(Collected data entries)
★ ★ ★ ★ ★

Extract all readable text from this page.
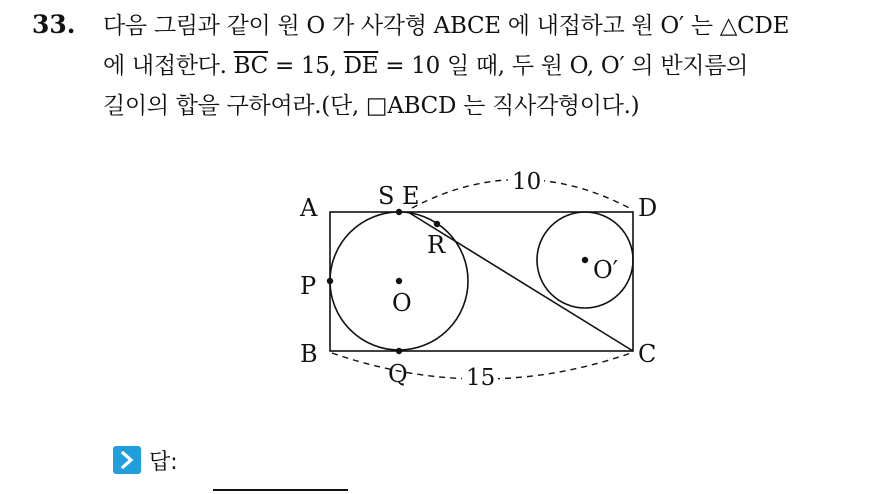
33. 다음 그림과 같이 원 O 가 사각형 ABCE 에 내접하고 원 O′ 는 △CDE
에 내접한다. $\overline{BC} = 15$, $\overline{DE} = 10$ 일 때, 두 원 O, O′ 의 반지름의
길이의 합을 구하여라.(단, □ABCD 는 직사각형이다.)
A	S E	D
R
P
O
O′
B
Q
C
10
15
답:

★ ★ ★ ★ ★

• [Direction]:
Take the data above and repeat it exactly, leaving each picture out.

• [Correct response]:
Extract all readable text from this page.
33. 다음 그림과 같이 원 O 가 사각형 ABCE 에 내접하고 원 O′ 는 △CDE
에 내접한다. $\overline{BC} = 15$, $\overline{DE} = 10$ 일 때, 두 원 O, O′ 의 반지름의
길이의 합을 구하여라.(단, □ABCD 는 직사각형이다.)
A	S E	D
R
P
O
O′
B
Q
C
10
15
답:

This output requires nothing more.